## Problem description
Go over the entries below line by line, copying each one that contains the word "JSON".
** begin **
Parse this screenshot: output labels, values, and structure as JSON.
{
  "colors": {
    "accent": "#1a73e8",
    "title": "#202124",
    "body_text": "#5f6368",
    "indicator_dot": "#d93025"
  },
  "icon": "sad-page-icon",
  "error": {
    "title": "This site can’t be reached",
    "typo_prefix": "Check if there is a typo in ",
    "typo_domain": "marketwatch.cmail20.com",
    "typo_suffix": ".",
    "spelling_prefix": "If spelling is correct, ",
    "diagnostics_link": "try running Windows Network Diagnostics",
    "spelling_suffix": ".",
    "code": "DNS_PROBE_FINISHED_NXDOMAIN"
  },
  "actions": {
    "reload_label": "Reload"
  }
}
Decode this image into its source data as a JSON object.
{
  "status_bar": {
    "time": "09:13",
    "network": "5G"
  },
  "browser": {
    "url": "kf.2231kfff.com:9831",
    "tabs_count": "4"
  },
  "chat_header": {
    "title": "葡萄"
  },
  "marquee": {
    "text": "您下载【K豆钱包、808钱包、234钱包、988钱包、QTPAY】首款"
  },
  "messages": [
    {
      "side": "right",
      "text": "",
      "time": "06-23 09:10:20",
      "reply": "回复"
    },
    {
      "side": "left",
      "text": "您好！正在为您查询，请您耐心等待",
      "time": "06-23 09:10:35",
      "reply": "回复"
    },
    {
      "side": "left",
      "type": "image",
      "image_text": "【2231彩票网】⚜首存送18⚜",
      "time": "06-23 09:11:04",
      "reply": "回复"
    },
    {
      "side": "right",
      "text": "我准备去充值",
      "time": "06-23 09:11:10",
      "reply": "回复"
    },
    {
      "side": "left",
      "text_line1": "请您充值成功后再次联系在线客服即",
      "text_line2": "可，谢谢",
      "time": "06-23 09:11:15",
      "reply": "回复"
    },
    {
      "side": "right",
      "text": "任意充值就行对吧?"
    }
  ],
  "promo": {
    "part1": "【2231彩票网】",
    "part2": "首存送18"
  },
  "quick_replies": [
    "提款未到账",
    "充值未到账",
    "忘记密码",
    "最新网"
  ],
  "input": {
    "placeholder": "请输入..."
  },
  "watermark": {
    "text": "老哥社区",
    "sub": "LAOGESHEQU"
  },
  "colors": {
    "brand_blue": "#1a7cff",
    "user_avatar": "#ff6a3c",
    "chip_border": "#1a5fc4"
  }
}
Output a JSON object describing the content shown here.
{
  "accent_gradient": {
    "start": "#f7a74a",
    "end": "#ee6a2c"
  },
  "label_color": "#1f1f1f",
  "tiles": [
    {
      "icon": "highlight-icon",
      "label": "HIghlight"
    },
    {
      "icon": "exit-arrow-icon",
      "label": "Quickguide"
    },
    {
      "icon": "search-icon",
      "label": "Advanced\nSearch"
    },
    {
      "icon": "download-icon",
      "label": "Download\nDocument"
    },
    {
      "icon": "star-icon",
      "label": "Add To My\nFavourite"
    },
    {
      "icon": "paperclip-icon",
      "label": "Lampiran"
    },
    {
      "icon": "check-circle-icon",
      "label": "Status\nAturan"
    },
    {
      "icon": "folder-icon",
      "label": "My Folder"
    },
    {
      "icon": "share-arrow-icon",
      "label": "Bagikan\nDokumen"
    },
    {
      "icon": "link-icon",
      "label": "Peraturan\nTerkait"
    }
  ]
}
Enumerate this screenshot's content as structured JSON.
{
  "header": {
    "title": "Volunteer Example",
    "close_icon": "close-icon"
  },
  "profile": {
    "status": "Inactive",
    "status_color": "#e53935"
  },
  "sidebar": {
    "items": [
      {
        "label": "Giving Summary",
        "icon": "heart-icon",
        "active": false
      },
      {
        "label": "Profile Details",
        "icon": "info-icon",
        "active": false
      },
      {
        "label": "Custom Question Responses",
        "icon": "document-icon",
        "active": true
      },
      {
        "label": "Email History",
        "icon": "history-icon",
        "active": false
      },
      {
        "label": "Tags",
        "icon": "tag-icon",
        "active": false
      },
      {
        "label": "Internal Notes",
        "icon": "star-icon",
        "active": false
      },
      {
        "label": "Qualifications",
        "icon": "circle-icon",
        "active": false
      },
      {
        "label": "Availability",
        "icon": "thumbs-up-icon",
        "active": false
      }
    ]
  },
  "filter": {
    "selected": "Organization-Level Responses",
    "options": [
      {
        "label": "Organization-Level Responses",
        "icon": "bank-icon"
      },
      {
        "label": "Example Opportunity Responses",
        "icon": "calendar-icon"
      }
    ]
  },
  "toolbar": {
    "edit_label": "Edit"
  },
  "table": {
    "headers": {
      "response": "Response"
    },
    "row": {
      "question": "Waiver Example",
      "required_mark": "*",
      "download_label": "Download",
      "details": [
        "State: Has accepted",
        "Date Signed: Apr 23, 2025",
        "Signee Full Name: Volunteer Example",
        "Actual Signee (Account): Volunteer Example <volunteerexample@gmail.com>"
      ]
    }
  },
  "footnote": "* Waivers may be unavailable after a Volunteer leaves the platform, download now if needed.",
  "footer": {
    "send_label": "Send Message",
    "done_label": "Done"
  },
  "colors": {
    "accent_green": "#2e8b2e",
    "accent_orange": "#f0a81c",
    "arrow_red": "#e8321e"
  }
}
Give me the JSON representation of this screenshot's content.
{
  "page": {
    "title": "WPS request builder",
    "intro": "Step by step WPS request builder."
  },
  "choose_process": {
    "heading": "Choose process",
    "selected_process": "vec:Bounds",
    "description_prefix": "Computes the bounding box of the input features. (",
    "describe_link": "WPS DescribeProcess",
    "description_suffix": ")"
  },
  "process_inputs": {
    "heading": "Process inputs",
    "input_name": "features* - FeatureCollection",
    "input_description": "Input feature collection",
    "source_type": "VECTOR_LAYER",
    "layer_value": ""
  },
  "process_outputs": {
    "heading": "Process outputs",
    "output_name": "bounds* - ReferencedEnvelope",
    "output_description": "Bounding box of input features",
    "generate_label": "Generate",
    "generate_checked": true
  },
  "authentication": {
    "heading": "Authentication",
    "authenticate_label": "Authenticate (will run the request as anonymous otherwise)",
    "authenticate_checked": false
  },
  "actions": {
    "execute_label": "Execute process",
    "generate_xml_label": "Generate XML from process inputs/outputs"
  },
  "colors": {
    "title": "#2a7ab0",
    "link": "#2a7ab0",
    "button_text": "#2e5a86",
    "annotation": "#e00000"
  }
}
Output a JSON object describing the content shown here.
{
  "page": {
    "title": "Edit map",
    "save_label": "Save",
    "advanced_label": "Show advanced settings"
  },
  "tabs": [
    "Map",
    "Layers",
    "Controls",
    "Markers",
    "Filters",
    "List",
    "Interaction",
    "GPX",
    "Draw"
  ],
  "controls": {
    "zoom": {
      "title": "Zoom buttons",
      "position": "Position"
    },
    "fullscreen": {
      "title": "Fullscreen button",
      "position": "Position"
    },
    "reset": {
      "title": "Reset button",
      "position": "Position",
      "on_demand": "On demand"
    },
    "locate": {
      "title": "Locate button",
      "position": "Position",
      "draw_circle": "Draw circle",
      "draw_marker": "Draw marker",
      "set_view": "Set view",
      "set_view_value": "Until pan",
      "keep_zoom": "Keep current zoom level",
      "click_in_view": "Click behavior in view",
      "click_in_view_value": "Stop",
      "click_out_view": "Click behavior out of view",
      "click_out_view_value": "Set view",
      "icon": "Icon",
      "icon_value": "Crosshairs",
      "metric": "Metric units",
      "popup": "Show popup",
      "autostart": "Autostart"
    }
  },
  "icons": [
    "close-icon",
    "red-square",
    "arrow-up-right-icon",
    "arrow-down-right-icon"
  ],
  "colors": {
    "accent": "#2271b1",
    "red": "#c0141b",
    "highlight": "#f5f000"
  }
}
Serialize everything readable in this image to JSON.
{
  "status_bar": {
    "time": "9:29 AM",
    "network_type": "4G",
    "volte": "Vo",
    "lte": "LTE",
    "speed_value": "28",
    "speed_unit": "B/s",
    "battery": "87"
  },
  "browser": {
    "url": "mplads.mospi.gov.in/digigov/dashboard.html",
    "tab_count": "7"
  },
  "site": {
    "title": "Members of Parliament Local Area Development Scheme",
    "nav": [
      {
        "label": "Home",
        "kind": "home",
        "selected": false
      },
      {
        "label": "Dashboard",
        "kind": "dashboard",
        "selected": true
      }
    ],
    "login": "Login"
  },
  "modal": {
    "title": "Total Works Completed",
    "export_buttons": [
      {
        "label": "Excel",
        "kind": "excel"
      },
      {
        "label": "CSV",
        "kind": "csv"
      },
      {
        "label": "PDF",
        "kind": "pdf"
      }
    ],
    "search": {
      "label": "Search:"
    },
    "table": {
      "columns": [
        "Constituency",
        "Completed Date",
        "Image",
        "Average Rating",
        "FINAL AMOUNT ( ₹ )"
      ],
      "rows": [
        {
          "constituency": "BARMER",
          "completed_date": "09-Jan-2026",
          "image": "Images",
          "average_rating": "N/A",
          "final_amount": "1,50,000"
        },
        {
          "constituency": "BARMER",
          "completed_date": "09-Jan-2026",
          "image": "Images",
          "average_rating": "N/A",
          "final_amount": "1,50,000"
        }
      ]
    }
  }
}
** end **
## Complete response
Parse this screenshot: output labels, values, and structure as JSON.
Decode this image into its source data as a JSON object.
Output a JSON object describing the content shown here.
Enumerate this screenshot's content as structured JSON.
Give me the JSON representation of this screenshot's content.
Output a JSON object describing the content shown here.
Serialize everything readable in this image to JSON.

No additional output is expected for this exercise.